__Request__. Restate every entry word for word.

------------------------------

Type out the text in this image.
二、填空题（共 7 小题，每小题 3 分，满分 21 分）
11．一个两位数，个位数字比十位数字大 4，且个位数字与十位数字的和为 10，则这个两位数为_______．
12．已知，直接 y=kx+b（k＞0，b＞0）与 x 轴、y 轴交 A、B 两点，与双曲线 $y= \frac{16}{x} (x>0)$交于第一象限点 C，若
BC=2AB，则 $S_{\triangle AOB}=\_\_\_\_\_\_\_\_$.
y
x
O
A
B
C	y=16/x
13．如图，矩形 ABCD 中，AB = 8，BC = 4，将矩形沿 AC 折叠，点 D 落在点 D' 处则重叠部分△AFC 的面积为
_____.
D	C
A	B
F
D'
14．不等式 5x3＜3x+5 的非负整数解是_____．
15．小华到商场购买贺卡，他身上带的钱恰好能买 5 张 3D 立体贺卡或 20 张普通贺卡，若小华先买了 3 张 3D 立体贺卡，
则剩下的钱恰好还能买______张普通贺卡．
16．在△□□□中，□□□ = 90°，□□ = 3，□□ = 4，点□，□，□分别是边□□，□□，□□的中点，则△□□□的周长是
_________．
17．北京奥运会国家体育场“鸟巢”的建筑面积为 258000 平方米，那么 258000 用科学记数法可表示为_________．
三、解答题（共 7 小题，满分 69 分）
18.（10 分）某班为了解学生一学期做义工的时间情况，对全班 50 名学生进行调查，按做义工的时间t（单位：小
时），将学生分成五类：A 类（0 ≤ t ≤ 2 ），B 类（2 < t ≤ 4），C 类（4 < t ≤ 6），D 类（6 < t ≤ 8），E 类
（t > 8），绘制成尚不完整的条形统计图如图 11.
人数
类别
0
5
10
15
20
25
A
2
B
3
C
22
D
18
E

------------------------------

__Full output__.
Type out the text in this image.
二、填空题（共 7 小题，每小题 3 分，满分 21 分）
11．一个两位数，个位数字比十位数字大 4，且个位数字与十位数字的和为 10，则这个两位数为_______．
12．已知，直接 y=kx+b（k＞0，b＞0）与 x 轴、y 轴交 A、B 两点，与双曲线 $y= \frac{16}{x} (x>0)$交于第一象限点 C，若
BC=2AB，则 $S_{\triangle AOB}=\_\_\_\_\_\_\_\_$.
y
x
O
A
B
C	y=16/x
13．如图，矩形 ABCD 中，AB = 8，BC = 4，将矩形沿 AC 折叠，点 D 落在点 D' 处则重叠部分△AFC 的面积为
_____.
D	C
A	B
F
D'
14．不等式 5x3＜3x+5 的非负整数解是_____．
15．小华到商场购买贺卡，他身上带的钱恰好能买 5 张 3D 立体贺卡或 20 张普通贺卡，若小华先买了 3 张 3D 立体贺卡，
则剩下的钱恰好还能买______张普通贺卡．
16．在△□□□中，□□□ = 90°，□□ = 3，□□ = 4，点□，□，□分别是边□□，□□，□□的中点，则△□□□的周长是
_________．
17．北京奥运会国家体育场“鸟巢”的建筑面积为 258000 平方米，那么 258000 用科学记数法可表示为_________．
三、解答题（共 7 小题，满分 69 分）
18.（10 分）某班为了解学生一学期做义工的时间情况，对全班 50 名学生进行调查，按做义工的时间t（单位：小
时），将学生分成五类：A 类（0 ≤ t ≤ 2 ），B 类（2 < t ≤ 4），C 类（4 < t ≤ 6），D 类（6 < t ≤ 8），E 类
（t > 8），绘制成尚不完整的条形统计图如图 11.
人数
类别
0
5
10
15
20
25
A
2
B
3
C
22
D
18
E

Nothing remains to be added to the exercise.